Problem to work on ::
Output all of the records exactly as written.

Provided records ::
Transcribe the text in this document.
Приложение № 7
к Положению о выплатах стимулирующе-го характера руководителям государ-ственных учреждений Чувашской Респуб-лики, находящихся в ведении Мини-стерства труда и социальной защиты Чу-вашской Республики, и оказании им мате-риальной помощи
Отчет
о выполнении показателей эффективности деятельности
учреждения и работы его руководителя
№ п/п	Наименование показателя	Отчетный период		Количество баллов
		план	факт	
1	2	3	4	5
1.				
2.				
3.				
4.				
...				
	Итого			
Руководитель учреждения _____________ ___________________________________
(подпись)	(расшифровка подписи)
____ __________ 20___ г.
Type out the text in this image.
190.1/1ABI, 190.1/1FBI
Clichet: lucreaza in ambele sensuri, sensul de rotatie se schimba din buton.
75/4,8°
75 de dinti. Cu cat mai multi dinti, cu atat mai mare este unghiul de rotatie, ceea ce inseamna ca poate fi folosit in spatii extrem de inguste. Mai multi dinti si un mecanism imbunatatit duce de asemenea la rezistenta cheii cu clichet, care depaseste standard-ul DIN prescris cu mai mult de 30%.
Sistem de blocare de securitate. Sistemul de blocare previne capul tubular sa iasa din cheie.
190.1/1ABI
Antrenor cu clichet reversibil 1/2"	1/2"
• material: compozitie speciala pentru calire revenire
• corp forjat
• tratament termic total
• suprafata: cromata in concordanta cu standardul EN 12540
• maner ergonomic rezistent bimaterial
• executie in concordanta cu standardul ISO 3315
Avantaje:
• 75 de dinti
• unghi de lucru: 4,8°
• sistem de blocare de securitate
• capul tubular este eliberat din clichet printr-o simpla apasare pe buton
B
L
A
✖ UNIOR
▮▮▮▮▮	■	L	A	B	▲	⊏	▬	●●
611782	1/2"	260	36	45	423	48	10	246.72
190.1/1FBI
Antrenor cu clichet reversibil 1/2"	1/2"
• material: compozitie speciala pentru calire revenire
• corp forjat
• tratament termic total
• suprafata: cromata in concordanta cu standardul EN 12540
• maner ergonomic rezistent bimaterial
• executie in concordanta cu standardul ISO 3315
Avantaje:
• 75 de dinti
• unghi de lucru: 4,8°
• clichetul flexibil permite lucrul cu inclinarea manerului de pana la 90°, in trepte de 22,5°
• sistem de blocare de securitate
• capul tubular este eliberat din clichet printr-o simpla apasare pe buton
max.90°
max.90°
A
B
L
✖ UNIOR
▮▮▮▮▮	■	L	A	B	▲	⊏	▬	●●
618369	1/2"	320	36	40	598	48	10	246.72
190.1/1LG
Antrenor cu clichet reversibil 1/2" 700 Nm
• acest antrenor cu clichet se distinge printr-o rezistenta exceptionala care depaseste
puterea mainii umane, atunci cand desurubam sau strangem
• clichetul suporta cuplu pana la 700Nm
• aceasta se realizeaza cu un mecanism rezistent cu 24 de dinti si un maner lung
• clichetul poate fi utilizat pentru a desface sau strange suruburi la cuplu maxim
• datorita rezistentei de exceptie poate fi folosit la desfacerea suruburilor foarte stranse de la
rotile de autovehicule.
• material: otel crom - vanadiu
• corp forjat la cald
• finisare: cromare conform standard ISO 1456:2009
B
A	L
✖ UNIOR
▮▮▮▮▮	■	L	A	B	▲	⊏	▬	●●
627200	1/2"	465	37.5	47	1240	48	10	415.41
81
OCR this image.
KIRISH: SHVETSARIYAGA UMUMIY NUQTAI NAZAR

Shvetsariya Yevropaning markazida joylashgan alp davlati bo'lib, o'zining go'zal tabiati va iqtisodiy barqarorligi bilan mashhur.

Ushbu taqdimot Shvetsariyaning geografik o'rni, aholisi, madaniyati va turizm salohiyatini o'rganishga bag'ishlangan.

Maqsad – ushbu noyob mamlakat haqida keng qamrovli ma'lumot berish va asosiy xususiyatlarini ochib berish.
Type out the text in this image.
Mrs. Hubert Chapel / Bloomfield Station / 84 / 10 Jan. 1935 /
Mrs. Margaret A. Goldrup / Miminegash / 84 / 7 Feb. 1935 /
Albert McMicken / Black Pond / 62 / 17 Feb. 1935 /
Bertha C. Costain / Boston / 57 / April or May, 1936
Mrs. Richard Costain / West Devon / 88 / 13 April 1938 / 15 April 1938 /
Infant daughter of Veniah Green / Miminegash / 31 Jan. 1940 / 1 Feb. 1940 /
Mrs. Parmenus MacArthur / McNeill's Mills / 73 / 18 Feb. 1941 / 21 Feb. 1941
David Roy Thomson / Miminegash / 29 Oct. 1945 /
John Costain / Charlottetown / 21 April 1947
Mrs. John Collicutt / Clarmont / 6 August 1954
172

Task result ::
Transcribe the text in this document.
Приложение № 7
к Положению о выплатах стимулирующе-го характера руководителям государ-ственных учреждений Чувашской Респуб-лики, находящихся в ведении Мини-стерства труда и социальной защиты Чу-вашской Республики, и оказании им мате-риальной помощи
Отчет
о выполнении показателей эффективности деятельности
учреждения и работы его руководителя
№ п/п	Наименование показателя	Отчетный период		Количество баллов
		план	факт	
1	2	3	4	5
1.				
2.				
3.				
4.				
...				
	Итого			
Руководитель учреждения _____________ ___________________________________
(подпись)	(расшифровка подписи)
____ __________ 20___ г.
Type out the text in this image.
190.1/1ABI, 190.1/1FBI
Clichet: lucreaza in ambele sensuri, sensul de rotatie se schimba din buton.
75/4,8°
75 de dinti. Cu cat mai multi dinti, cu atat mai mare este unghiul de rotatie, ceea ce inseamna ca poate fi folosit in spatii extrem de inguste. Mai multi dinti si un mecanism imbunatatit duce de asemenea la rezistenta cheii cu clichet, care depaseste standard-ul DIN prescris cu mai mult de 30%.
Sistem de blocare de securitate. Sistemul de blocare previne capul tubular sa iasa din cheie.
190.1/1ABI
Antrenor cu clichet reversibil 1/2"	1/2"
• material: compozitie speciala pentru calire revenire
• corp forjat
• tratament termic total
• suprafata: cromata in concordanta cu standardul EN 12540
• maner ergonomic rezistent bimaterial
• executie in concordanta cu standardul ISO 3315
Avantaje:
• 75 de dinti
• unghi de lucru: 4,8°
• sistem de blocare de securitate
• capul tubular este eliberat din clichet printr-o simpla apasare pe buton
B
L
A
✖ UNIOR
▮▮▮▮▮	■	L	A	B	▲	⊏	▬	●●
611782	1/2"	260	36	45	423	48	10	246.72
190.1/1FBI
Antrenor cu clichet reversibil 1/2"	1/2"
• material: compozitie speciala pentru calire revenire
• corp forjat
• tratament termic total
• suprafata: cromata in concordanta cu standardul EN 12540
• maner ergonomic rezistent bimaterial
• executie in concordanta cu standardul ISO 3315
Avantaje:
• 75 de dinti
• unghi de lucru: 4,8°
• clichetul flexibil permite lucrul cu inclinarea manerului de pana la 90°, in trepte de 22,5°
• sistem de blocare de securitate
• capul tubular este eliberat din clichet printr-o simpla apasare pe buton
max.90°
max.90°
A
B
L
✖ UNIOR
▮▮▮▮▮	■	L	A	B	▲	⊏	▬	●●
618369	1/2"	320	36	40	598	48	10	246.72
190.1/1LG
Antrenor cu clichet reversibil 1/2" 700 Nm
• acest antrenor cu clichet se distinge printr-o rezistenta exceptionala care depaseste
puterea mainii umane, atunci cand desurubam sau strangem
• clichetul suporta cuplu pana la 700Nm
• aceasta se realizeaza cu un mecanism rezistent cu 24 de dinti si un maner lung
• clichetul poate fi utilizat pentru a desface sau strange suruburi la cuplu maxim
• datorita rezistentei de exceptie poate fi folosit la desfacerea suruburilor foarte stranse de la
rotile de autovehicule.
• material: otel crom - vanadiu
• corp forjat la cald
• finisare: cromare conform standard ISO 1456:2009
B
A	L
✖ UNIOR
▮▮▮▮▮	■	L	A	B	▲	⊏	▬	●●
627200	1/2"	465	37.5	47	1240	48	10	415.41
81
OCR this image.
KIRISH: SHVETSARIYAGA UMUMIY NUQTAI NAZAR

Shvetsariya Yevropaning markazida joylashgan alp davlati bo'lib, o'zining go'zal tabiati va iqtisodiy barqarorligi bilan mashhur.

Ushbu taqdimot Shvetsariyaning geografik o'rni, aholisi, madaniyati va turizm salohiyatini o'rganishga bag'ishlangan.

Maqsad – ushbu noyob mamlakat haqida keng qamrovli ma'lumot berish va asosiy xususiyatlarini ochib berish.
Type out the text in this image.
Mrs. Hubert Chapel / Bloomfield Station / 84 / 10 Jan. 1935 /
Mrs. Margaret A. Goldrup / Miminegash / 84 / 7 Feb. 1935 /
Albert McMicken / Black Pond / 62 / 17 Feb. 1935 /
Bertha C. Costain / Boston / 57 / April or May, 1936
Mrs. Richard Costain / West Devon / 88 / 13 April 1938 / 15 April 1938 /
Infant daughter of Veniah Green / Miminegash / 31 Jan. 1940 / 1 Feb. 1940 /
Mrs. Parmenus MacArthur / McNeill's Mills / 73 / 18 Feb. 1941 / 21 Feb. 1941
David Roy Thomson / Miminegash / 29 Oct. 1945 /
John Costain / Charlottetown / 21 April 1947
Mrs. John Collicutt / Clarmont / 6 August 1954
172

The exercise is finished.